** BEGIN Dataset records **

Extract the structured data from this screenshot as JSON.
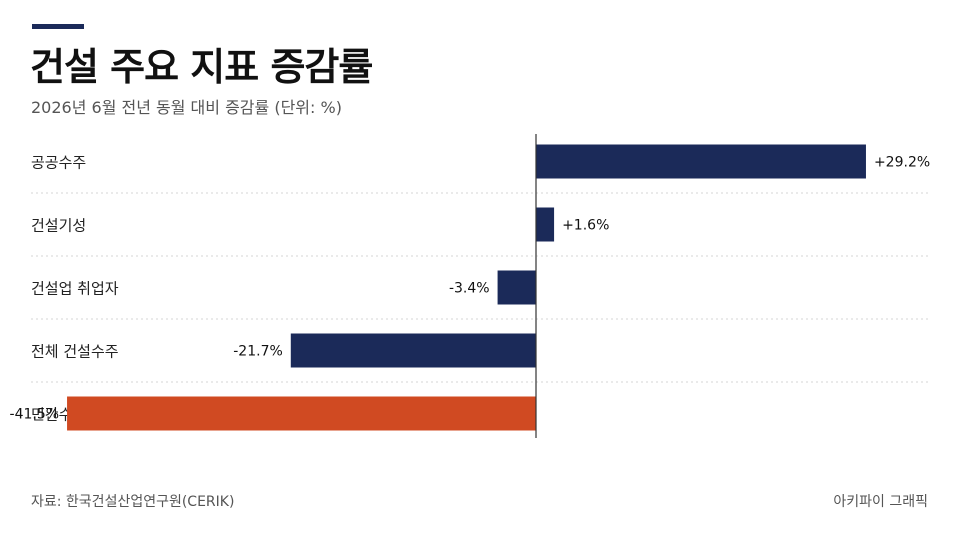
{
  "header": {
    "title": "건설 주요 지표 증감률",
    "subtitle": "2026년 6월 전년 동월 대비 증감률 (단위: %)"
  },
  "footer": {
    "source": "자료: 한국건설산업연구원(CERIK)",
    "credit": "아키파이 그래픽"
  },
  "colors": {
    "accent": "#1b2a59",
    "bar_default": "#1b2a59",
    "bar_highlight": "#d04a22"
  },
  "chart_data": {
    "type": "bar",
    "orientation": "horizontal",
    "categories": [
      "공공수주",
      "건설기성",
      "건설업 취업자",
      "전체 건설수주",
      "민간수주"
    ],
    "values": [
      29.2,
      1.6,
      -3.4,
      -21.7,
      -41.5
    ],
    "value_labels": [
      "+29.2%",
      "+1.6%",
      "-3.4%",
      "-21.7%",
      "-41.5%"
    ],
    "highlight_category": "민간수주",
    "xlim": [
      -48,
      30
    ],
    "grid": "dotted row separators",
    "zero_line": true
  }
}
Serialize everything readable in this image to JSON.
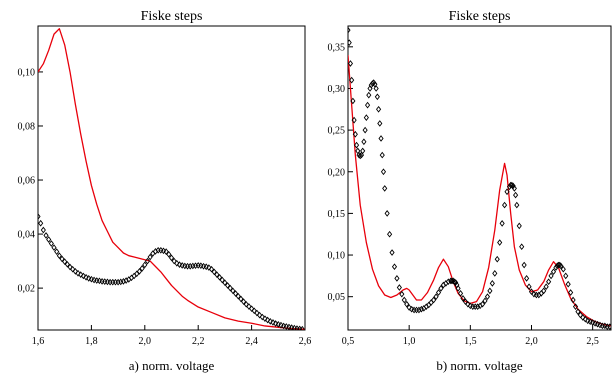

** END Dataset records **

_Given request:_ Give back only a number, the number of lines where the string "this" occurs.

_Answer below:_ 2